*PROBLEM REQUIREMENTS*. Look through the data for the string "以定性描述为主". Copy every line where it is found.

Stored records

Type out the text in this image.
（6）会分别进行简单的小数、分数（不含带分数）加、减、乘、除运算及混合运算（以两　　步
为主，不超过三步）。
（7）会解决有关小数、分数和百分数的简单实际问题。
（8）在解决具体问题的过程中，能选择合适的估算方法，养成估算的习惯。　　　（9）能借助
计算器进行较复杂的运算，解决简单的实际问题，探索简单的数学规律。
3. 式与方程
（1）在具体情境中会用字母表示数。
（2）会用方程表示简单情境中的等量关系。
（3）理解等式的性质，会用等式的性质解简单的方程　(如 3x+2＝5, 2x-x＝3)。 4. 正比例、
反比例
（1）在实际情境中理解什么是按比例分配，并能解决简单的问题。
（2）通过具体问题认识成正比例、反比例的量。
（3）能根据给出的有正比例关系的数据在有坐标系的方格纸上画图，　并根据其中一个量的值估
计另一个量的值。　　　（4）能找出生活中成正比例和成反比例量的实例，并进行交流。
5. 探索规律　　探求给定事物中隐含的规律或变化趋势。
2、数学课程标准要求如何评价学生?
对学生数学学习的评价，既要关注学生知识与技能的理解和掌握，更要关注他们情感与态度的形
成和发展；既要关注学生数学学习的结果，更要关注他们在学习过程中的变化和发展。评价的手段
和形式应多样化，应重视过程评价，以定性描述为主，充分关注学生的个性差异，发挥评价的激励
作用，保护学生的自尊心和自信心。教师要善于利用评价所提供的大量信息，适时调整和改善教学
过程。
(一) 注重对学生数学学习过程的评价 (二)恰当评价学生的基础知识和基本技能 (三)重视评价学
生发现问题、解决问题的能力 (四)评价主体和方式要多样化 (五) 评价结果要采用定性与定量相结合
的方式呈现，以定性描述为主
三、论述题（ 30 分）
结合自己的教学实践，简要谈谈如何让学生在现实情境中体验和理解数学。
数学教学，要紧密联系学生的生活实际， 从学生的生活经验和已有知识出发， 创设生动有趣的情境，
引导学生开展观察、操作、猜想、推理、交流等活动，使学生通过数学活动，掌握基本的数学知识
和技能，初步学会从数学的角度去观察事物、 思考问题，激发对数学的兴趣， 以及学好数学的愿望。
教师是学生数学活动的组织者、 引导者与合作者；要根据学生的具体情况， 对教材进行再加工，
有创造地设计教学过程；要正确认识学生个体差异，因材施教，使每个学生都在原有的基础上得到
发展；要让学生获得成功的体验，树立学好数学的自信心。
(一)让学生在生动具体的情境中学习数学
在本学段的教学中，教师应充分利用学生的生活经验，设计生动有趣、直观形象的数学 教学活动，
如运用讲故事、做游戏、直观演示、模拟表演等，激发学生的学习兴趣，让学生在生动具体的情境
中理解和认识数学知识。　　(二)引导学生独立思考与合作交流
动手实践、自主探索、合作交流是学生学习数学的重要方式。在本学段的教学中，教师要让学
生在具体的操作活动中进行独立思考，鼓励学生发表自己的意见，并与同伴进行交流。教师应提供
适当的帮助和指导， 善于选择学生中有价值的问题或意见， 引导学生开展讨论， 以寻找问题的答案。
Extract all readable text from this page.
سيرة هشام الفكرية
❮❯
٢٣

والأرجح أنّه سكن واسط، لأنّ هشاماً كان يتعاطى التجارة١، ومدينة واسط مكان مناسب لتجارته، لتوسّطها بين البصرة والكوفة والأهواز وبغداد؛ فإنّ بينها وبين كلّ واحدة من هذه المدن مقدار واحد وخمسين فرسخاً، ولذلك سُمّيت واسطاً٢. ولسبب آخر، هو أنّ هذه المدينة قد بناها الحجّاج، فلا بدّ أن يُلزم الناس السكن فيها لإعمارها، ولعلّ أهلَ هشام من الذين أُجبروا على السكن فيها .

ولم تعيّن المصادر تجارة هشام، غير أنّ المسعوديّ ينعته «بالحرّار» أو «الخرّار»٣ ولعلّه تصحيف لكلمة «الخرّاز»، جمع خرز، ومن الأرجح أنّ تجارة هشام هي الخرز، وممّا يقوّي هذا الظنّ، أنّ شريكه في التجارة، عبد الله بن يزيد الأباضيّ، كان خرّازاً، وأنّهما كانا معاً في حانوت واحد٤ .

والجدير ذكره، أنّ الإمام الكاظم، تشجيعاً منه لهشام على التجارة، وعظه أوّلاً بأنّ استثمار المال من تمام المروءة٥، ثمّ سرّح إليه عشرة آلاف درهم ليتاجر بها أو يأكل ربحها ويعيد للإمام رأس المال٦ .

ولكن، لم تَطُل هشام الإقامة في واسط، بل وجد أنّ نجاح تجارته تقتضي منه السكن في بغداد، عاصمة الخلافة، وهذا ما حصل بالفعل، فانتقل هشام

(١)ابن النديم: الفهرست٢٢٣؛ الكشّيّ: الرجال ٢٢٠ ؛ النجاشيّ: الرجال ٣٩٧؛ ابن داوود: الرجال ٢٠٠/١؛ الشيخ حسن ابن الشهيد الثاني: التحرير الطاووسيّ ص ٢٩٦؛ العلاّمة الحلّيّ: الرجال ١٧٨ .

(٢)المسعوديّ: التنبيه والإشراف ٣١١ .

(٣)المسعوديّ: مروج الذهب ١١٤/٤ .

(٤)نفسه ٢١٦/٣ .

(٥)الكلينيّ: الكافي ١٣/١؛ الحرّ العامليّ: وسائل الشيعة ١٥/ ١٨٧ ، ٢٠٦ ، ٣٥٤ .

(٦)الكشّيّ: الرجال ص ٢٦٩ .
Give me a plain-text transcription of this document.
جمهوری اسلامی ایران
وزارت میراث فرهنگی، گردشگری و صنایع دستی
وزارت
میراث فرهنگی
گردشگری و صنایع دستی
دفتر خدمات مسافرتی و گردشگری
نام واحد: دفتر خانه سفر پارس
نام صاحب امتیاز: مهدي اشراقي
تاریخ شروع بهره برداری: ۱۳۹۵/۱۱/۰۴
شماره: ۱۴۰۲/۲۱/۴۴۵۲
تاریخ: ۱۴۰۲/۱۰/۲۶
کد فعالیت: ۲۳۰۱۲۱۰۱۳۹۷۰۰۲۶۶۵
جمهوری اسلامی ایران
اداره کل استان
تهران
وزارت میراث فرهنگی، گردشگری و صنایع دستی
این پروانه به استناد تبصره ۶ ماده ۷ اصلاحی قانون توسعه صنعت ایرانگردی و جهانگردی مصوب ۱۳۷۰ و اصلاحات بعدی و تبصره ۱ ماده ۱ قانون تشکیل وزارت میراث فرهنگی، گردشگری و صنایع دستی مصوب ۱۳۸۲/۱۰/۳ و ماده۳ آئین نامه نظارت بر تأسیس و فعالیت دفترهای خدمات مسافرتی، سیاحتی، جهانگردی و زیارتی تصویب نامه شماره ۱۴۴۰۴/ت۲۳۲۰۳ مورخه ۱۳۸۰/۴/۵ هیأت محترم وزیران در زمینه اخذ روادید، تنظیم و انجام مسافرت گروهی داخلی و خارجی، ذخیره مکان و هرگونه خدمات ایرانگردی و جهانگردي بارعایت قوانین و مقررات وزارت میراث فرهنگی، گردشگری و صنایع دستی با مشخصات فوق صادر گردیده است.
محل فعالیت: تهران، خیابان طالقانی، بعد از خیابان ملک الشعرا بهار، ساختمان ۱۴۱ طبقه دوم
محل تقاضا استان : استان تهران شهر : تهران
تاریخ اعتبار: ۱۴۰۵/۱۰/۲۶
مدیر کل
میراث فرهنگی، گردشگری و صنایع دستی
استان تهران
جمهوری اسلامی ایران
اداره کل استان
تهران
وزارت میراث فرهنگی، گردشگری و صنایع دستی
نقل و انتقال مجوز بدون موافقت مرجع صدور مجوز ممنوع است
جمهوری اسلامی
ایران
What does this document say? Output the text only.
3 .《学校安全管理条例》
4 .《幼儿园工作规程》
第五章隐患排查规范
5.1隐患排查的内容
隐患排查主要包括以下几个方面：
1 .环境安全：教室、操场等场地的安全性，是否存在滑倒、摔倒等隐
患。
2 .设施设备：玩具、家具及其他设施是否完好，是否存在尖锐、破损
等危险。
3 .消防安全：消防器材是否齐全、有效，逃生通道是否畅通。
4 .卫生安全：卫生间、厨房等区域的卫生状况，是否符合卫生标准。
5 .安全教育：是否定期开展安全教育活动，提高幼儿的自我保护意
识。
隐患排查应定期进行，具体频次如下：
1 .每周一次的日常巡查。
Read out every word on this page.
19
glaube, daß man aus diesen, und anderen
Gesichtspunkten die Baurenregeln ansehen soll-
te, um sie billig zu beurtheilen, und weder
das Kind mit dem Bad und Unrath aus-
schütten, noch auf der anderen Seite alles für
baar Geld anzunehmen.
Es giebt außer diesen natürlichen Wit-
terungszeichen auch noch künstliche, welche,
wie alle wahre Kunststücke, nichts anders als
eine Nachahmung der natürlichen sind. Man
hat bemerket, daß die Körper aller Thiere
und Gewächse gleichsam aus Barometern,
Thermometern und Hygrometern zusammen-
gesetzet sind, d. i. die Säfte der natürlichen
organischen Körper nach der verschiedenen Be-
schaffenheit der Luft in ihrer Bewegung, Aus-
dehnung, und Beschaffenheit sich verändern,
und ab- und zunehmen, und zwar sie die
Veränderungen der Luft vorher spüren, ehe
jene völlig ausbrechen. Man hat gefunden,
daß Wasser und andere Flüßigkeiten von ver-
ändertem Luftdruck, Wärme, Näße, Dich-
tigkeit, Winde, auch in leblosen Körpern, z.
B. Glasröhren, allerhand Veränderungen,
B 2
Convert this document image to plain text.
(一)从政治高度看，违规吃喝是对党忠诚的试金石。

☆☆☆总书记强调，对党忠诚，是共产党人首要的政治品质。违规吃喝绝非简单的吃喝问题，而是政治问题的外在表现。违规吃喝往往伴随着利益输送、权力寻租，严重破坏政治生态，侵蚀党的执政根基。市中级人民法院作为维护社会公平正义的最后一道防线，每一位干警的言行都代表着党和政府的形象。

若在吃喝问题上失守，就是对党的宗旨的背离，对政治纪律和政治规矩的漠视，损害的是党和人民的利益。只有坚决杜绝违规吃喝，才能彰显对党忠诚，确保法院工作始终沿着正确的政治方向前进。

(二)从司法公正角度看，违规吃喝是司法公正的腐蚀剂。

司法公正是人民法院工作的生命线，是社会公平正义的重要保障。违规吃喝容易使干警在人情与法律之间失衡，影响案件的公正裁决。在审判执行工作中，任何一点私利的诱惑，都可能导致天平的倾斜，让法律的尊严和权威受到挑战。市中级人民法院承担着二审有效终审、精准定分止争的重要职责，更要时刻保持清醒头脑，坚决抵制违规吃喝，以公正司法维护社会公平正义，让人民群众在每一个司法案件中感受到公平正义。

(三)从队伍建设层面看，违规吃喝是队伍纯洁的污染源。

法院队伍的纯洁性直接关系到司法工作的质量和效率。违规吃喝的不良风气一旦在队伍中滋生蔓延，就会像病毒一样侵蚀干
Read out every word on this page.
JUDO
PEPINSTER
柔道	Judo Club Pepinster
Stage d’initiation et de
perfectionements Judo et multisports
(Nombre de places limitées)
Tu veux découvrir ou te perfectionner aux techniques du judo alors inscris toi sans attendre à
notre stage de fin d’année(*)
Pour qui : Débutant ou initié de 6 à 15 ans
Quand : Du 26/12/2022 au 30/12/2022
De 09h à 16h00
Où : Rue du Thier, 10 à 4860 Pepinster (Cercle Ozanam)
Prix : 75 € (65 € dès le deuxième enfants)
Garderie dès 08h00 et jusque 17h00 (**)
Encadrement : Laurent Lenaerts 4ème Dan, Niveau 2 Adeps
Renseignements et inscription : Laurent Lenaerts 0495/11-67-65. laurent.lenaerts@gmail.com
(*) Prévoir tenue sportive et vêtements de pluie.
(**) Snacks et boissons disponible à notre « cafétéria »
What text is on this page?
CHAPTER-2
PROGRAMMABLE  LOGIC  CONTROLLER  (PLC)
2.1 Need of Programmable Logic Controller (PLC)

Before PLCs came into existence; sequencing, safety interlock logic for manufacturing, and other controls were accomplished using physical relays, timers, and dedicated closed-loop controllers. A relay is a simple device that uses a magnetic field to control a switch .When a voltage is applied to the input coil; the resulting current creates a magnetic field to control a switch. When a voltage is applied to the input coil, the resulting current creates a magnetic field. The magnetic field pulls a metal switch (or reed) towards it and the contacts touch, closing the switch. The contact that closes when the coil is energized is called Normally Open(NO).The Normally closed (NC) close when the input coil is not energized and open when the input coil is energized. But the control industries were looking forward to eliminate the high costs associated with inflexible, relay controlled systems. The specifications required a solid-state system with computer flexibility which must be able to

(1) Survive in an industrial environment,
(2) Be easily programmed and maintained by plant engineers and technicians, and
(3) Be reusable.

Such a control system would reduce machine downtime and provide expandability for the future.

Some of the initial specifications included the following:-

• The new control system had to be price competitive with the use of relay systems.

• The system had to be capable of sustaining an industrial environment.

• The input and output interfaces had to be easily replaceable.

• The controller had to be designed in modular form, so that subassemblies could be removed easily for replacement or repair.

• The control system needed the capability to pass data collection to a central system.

*ANSWER TO THIS PROBLEM*.
和形式应多样化，应重视过程评价，以定性描述为主，充分关注学生的个性差异，发挥评价的激励
的方式呈现，以定性描述为主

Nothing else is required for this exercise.